> [What this task involves]: Could you copy every line from the material below in which "well" appears?
*** Dataset entries ***
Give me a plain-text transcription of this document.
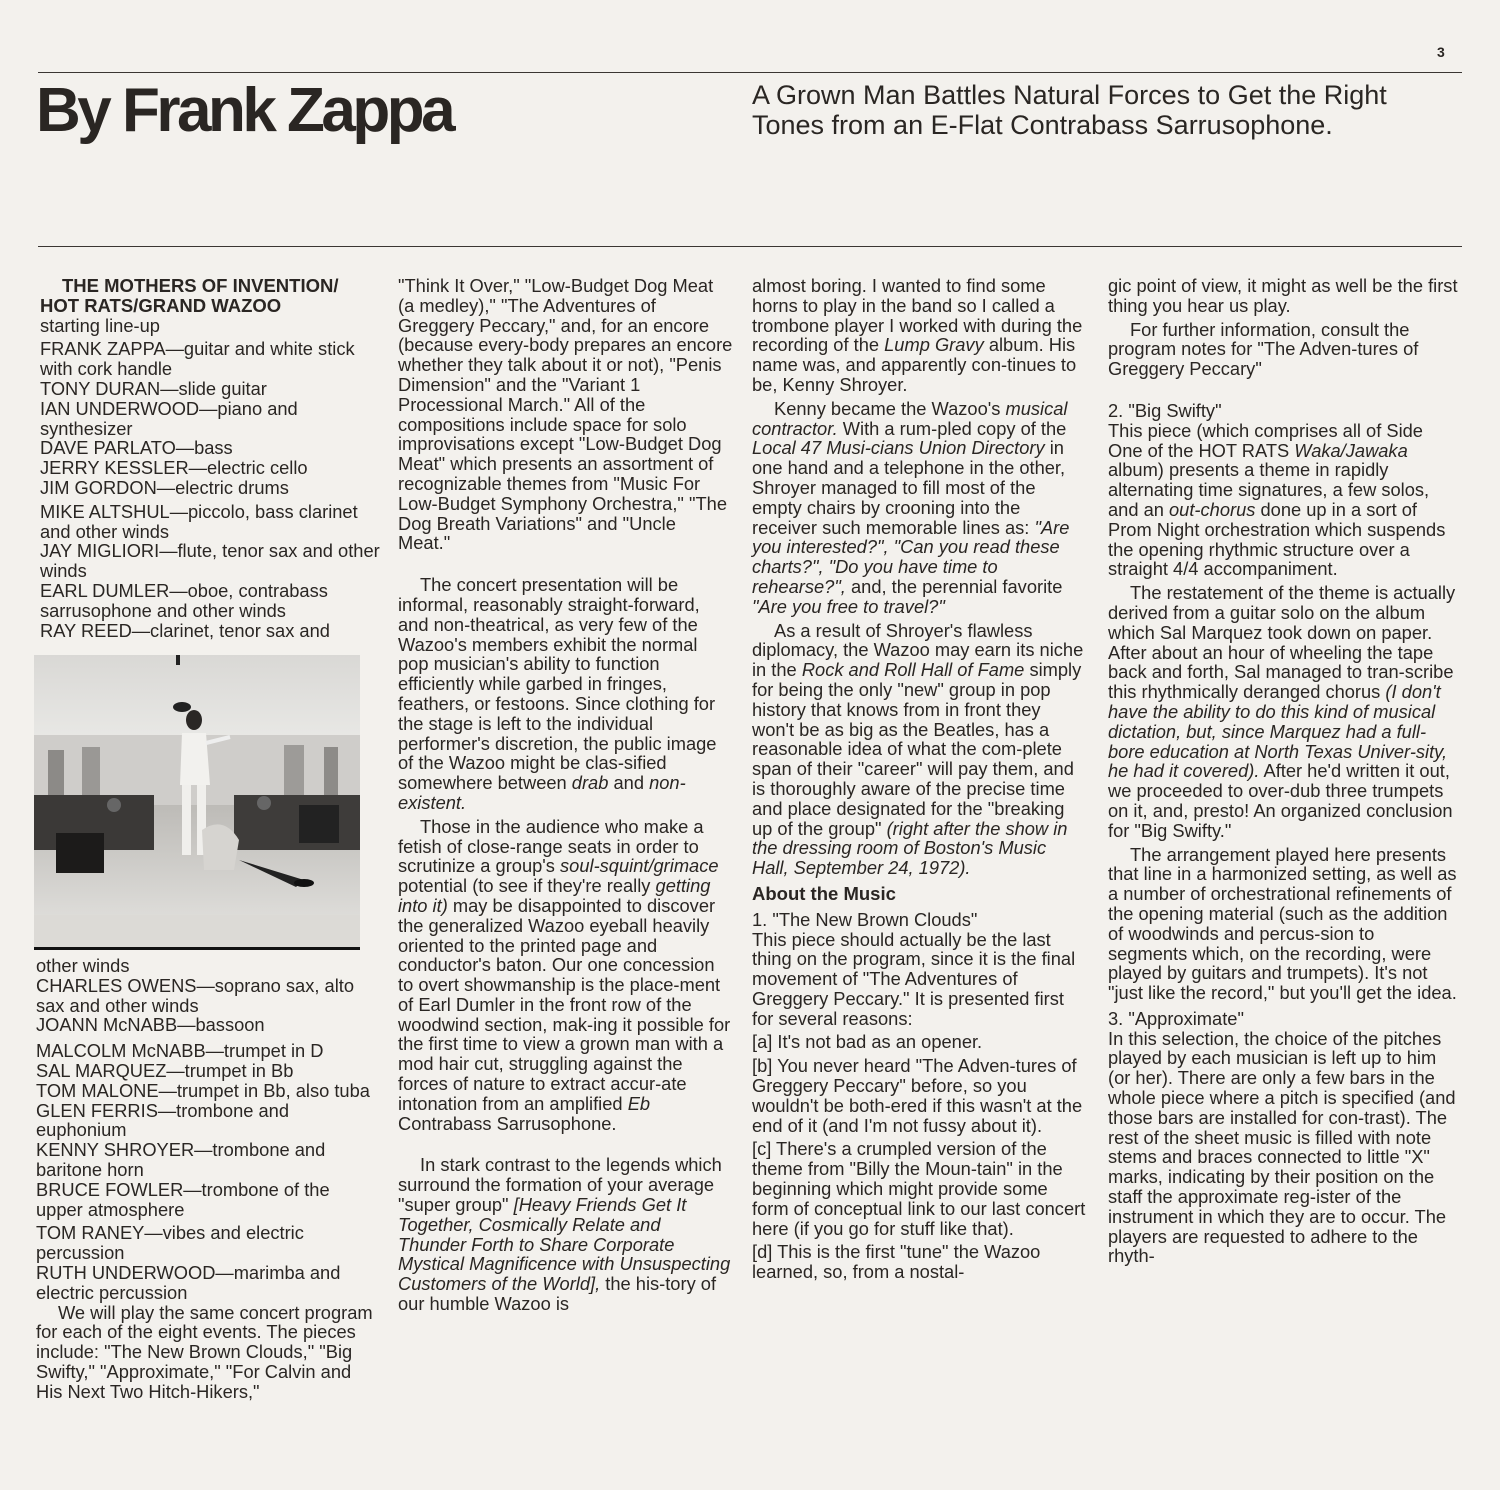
3
By Frank Zappa	A Grown Man Battles Natural Forces to Get the Right Tones from an E-Flat Contrabass Sarrusophone.

THE MOTHERS OF INVENTION/

HOT RATS/GRAND WAZOO

starting line-up

FRANK ZAPPA—guitar and white stick with cork handle

TONY DURAN—slide guitar

IAN UNDERWOOD—piano and synthesizer

DAVE PARLATO—bass

JERRY KESSLER—electric cello

JIM GORDON—electric drums

MIKE ALTSHUL—piccolo, bass clarinet and other winds

JAY MIGLIORI—flute, tenor sax and other winds

EARL DUMLER—oboe, contrabass sarrusophone and other winds

RAY REED—clarinet, tenor sax and

other winds

CHARLES OWENS—soprano sax, alto sax and other winds

JOANN McNABB—bassoon

MALCOLM McNABB—trumpet in D

SAL MARQUEZ—trumpet in Bb

TOM MALONE—trumpet in Bb, also tuba

GLEN FERRIS—trombone and euphonium

KENNY SHROYER—trombone and baritone horn

BRUCE FOWLER—trombone of the upper atmosphere

TOM RANEY—vibes and electric percussion

RUTH UNDERWOOD—marimba and electric percussion

We will play the same concert program for each of the eight events. The pieces include: "The New Brown Clouds," "Big Swifty," "Approximate," "For Calvin and His Next Two Hitch-Hikers,"

"Think It Over," "Low-Budget Dog Meat (a medley)," "The Adventures of Greggery Peccary," and, for an encore (because every-body prepares an encore whether they talk about it or not), "Penis Dimension" and the "Variant 1 Processional March." All of the compositions include space for solo improvisations except "Low-Budget Dog Meat" which presents an assortment of recognizable themes from "Music For Low-Budget Symphony Orchestra," "The Dog Breath Variations" and "Uncle Meat."

The concert presentation will be informal, reasonably straight-forward, and non-theatrical, as very few of the Wazoo's members exhibit the normal pop musician's ability to function efficiently while garbed in fringes, feathers, or festoons. Since clothing for the stage is left to the individual performer's discretion, the public image of the Wazoo might be clas-sified somewhere between drab and non-existent.

Those in the audience who make a fetish of close-range seats in order to scrutinize a group's soul-squint/grimace potential (to see if they're really getting into it) may be disappointed to discover the generalized Wazoo eyeball heavily oriented to the printed page and conductor's baton. Our one concession to overt showmanship is the place-ment of Earl Dumler in the front row of the woodwind section, mak-ing it possible for the first time to view a grown man with a mod hair cut, struggling against the forces of nature to extract accur-ate intonation from an amplified Eb Contrabass Sarrusophone.

In stark contrast to the legends which surround the formation of your average "super group" [Heavy Friends Get It Together, Cosmically Relate and Thunder Forth to Share Corporate Mystical Magnificence with Unsuspecting Customers of the World], the his-tory of our humble Wazoo is

almost boring. I wanted to find some horns to play in the band so I called a trombone player I worked with during the recording of the Lump Gravy album. His name was, and apparently con-tinues to be, Kenny Shroyer.

Kenny became the Wazoo's musical contractor. With a rum-pled copy of the Local 47 Musi-cians Union Directory in one hand and a telephone in the other, Shroyer managed to fill most of the empty chairs by crooning into the receiver such memorable lines as: "Are you interested?", "Can you read these charts?", "Do you have time to rehearse?", and, the perennial favorite "Are you free to travel?"

As a result of Shroyer's flawless diplomacy, the Wazoo may earn its niche in the Rock and Roll Hall of Fame simply for being the only "new" group in pop history that knows from in front they won't be as big as the Beatles, has a reasonable idea of what the com-plete span of their "career" will pay them, and is thoroughly aware of the precise time and place designated for the "breaking up of the group" (right after the show in the dressing room of Boston's Music Hall, September 24, 1972).

About the Music

1. "The New Brown Clouds"

This piece should actually be the last thing on the program, since it is the final movement of "The Adventures of Greggery Peccary." It is presented first for several reasons:

[a] It's not bad as an opener.

[b] You never heard "The Adven-tures of Greggery Peccary" before, so you wouldn't be both-ered if this wasn't at the end of it (and I'm not fussy about it).

[c] There's a crumpled version of the theme from "Billy the Moun-tain" in the beginning which might provide some form of conceptual link to our last concert here (if you go for stuff like that).

[d] This is the first "tune" the Wazoo learned, so, from a nostal-

gic point of view, it might as well be the first thing you hear us play.

For further information, consult the program notes for "The Adven-tures of Greggery Peccary"

2. "Big Swifty"

This piece (which comprises all of Side One of the HOT RATS Waka/Jawaka album) presents a theme in rapidly alternating time signatures, a few solos, and an out-chorus done up in a sort of Prom Night orchestration which suspends the opening rhythmic structure over a straight 4/4 accompaniment.

The restatement of the theme is actually derived from a guitar solo on the album which Sal Marquez took down on paper. After about an hour of wheeling the tape back and forth, Sal managed to tran-scribe this rhythmically deranged chorus (I don't have the ability to do this kind of musical dictation, but, since Marquez had a full-bore education at North Texas Univer-sity, he had it covered). After he'd written it out, we proceeded to over-dub three trumpets on it, and, presto! An organized conclusion for "Big Swifty."

The arrangement played here presents that line in a harmonized setting, as well as a number of orchestrational refinements of the opening material (such as the addition of woodwinds and percus-sion to segments which, on the recording, were played by guitars and trumpets). It's not "just like the record," but you'll get the idea.

3. "Approximate"

In this selection, the choice of the pitches played by each musician is left up to him (or her). There are only a few bars in the whole piece where a pitch is specified (and those bars are installed for con-trast). The rest of the sheet music is filled with note stems and braces connected to little "X" marks, indicating by their position on the staff the approximate reg-ister of the instrument in which they are to occur. The players are requested to adhere to the rhyth-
***
> [Completed exercise]:
gic point of view, it might as well be the first thing you hear us play.
The arrangement played here presents that line in a harmonized setting, as well as a number of orchestrational refinements of the opening material (such as the addition of woodwinds and percus-sion to segments which, on the recording, were played by guitars and trumpets). It's not "just like the record," but you'll get the idea.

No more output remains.